Source material.
** START **

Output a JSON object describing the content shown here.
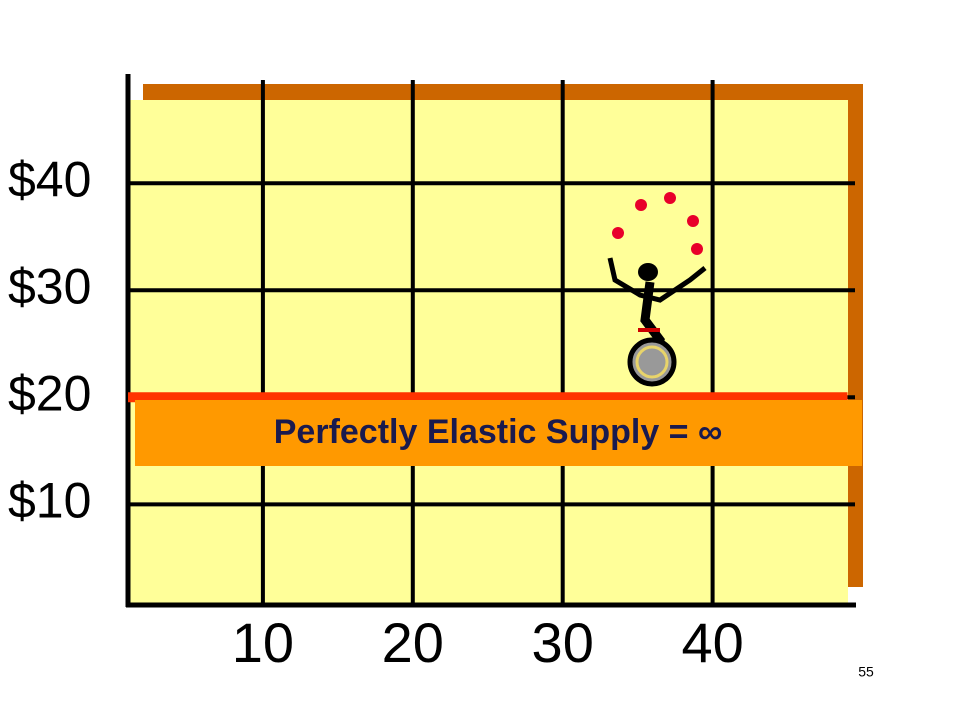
{
  "chart_data": {
    "type": "line",
    "annotation": "Perfectly Elastic Supply = ∞",
    "x": [
      1,
      49
    ],
    "series": [
      {
        "name": "Perfectly Elastic Supply",
        "color": "#ff3300",
        "values": [
          20,
          20
        ]
      }
    ],
    "xlim": [
      1,
      49.5
    ],
    "xticks": [
      10,
      20,
      30,
      40
    ],
    "ylim": [
      0.6,
      50.2
    ],
    "yticks": [
      {
        "value": 10,
        "label": "$10"
      },
      {
        "value": 20,
        "label": "$20"
      },
      {
        "value": 30,
        "label": "$30"
      },
      {
        "value": 40,
        "label": "$40"
      }
    ],
    "grid": true
  },
  "slide": {
    "number": "55"
  }
}
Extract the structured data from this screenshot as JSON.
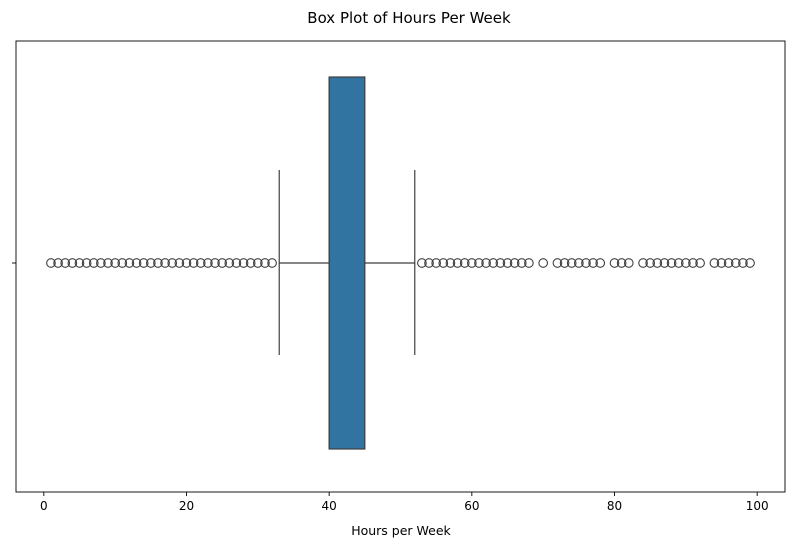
{
  "chart_data": {
    "type": "box",
    "title": "Box Plot of Hours Per Week",
    "xlabel": "Hours per Week",
    "ylabel": "",
    "xlim": [
      -3.9,
      103.9
    ],
    "xticks": [
      0,
      20,
      40,
      60,
      80,
      100
    ],
    "xtick_labels": [
      "0",
      "20",
      "40",
      "60",
      "80",
      "100"
    ],
    "grid": false,
    "orientation": "horizontal",
    "box": {
      "whisker_low": 33,
      "q1": 40,
      "median": 40,
      "q3": 45,
      "whisker_high": 52
    },
    "outliers": [
      1,
      2,
      3,
      4,
      5,
      6,
      7,
      8,
      9,
      10,
      11,
      12,
      13,
      14,
      15,
      16,
      17,
      18,
      19,
      20,
      21,
      22,
      23,
      24,
      25,
      26,
      27,
      28,
      29,
      30,
      31,
      32,
      53,
      54,
      55,
      56,
      57,
      58,
      59,
      60,
      61,
      62,
      63,
      64,
      65,
      66,
      67,
      68,
      70,
      72,
      73,
      74,
      75,
      76,
      77,
      78,
      80,
      81,
      82,
      84,
      85,
      86,
      87,
      88,
      89,
      90,
      91,
      92,
      94,
      95,
      96,
      97,
      98,
      99
    ],
    "colors": {
      "box_fill": "#3274a1",
      "line": "#3f3f3f",
      "outlier_edge": "#3f3f3f"
    }
  }
}
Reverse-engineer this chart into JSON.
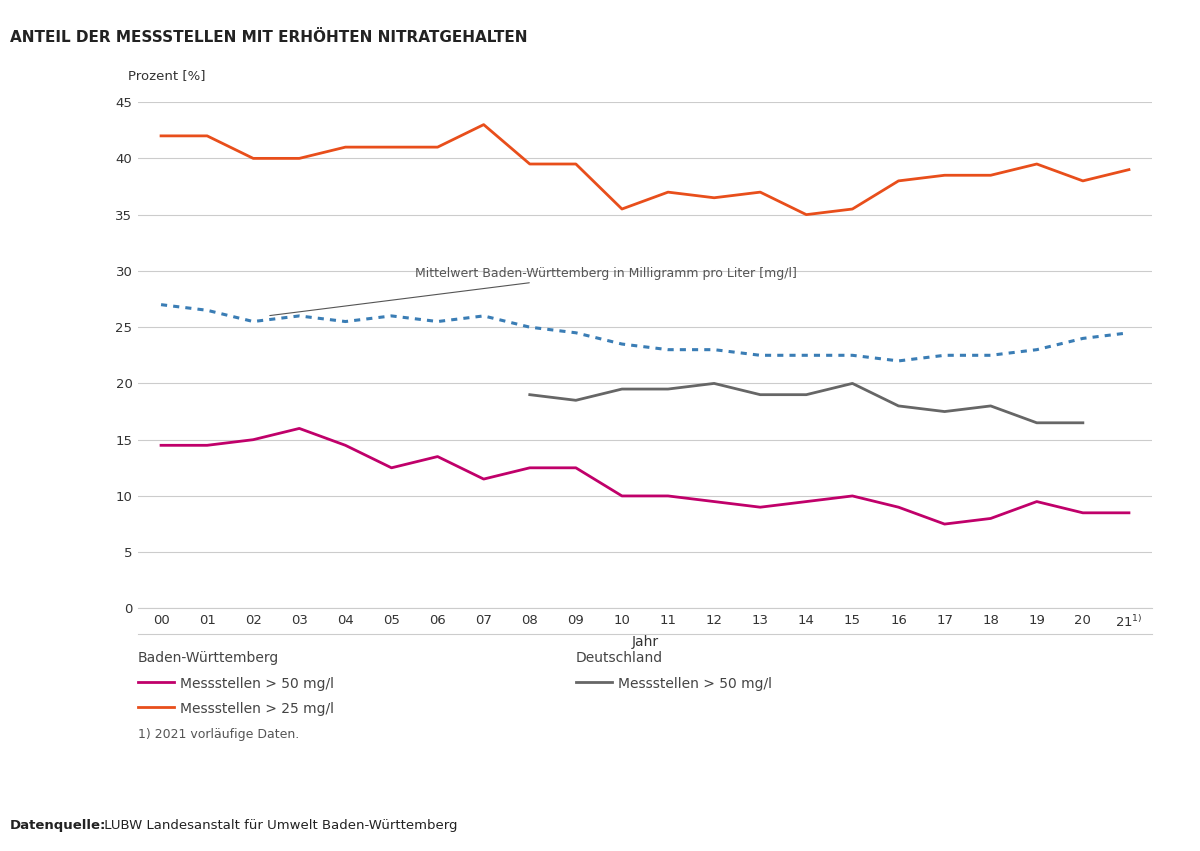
{
  "title": "ANTEIL DER MESSSTELLEN MIT ERHÖHTEN NITRATGEHALTEN",
  "ylabel": "Prozent [%]",
  "xlabel": "Jahr",
  "years_bw": [
    2000,
    2001,
    2002,
    2003,
    2004,
    2005,
    2006,
    2007,
    2008,
    2009,
    2010,
    2011,
    2012,
    2013,
    2014,
    2015,
    2016,
    2017,
    2018,
    2019,
    2020,
    2021
  ],
  "bw_50": [
    14.5,
    14.5,
    15.0,
    16.0,
    14.5,
    12.5,
    13.5,
    11.5,
    12.5,
    12.5,
    10.0,
    10.0,
    9.5,
    9.0,
    9.5,
    10.0,
    9.0,
    7.5,
    8.0,
    9.5,
    8.5,
    8.5
  ],
  "bw_25": [
    42.0,
    42.0,
    40.0,
    40.0,
    41.0,
    41.0,
    41.0,
    43.0,
    39.5,
    39.5,
    35.5,
    37.0,
    36.5,
    37.0,
    35.0,
    35.5,
    38.0,
    38.5,
    38.5,
    39.5,
    38.0,
    39.0
  ],
  "bw_mean": [
    27.0,
    26.5,
    25.5,
    26.0,
    25.5,
    26.0,
    25.5,
    26.0,
    25.0,
    24.5,
    23.5,
    23.0,
    23.0,
    22.5,
    22.5,
    22.5,
    22.0,
    22.5,
    22.5,
    23.0,
    24.0,
    24.5
  ],
  "years_de": [
    2008,
    2009,
    2010,
    2011,
    2012,
    2013,
    2014,
    2015,
    2016,
    2017,
    2018,
    2019,
    2020
  ],
  "de_50": [
    19.0,
    18.5,
    19.5,
    19.5,
    20.0,
    19.0,
    19.0,
    20.0,
    18.0,
    17.5,
    18.0,
    16.5,
    16.5
  ],
  "color_bw_50": "#c0006a",
  "color_bw_25": "#e84e1b",
  "color_bw_mean": "#3a7db5",
  "color_de_50": "#666666",
  "ylim": [
    0,
    45
  ],
  "yticks": [
    0,
    5,
    10,
    15,
    20,
    25,
    30,
    35,
    40,
    45
  ],
  "annotation_text": "Mittelwert Baden-Württemberg in Milligramm pro Liter [mg/l]",
  "legend_bw_label": "Baden-Württemberg",
  "legend_de_label": "Deutschland",
  "legend_bw_50": "Messstellen > 50 mg/l",
  "legend_bw_25": "Messstellen > 25 mg/l",
  "legend_de_50": "Messstellen > 50 mg/l",
  "footnote": "1) 2021 vorläufige Daten.",
  "source_bold": "Datenquelle:",
  "source_normal": " LUBW Landesanstalt für Umwelt Baden-Württemberg",
  "background_color": "#ffffff"
}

** END **

Exercise description. Each line that has the word "Hours" should be copied.

Response below.
    "title": "Box Plot of Hours Per Week",
    "xlabel": "Hours per Week",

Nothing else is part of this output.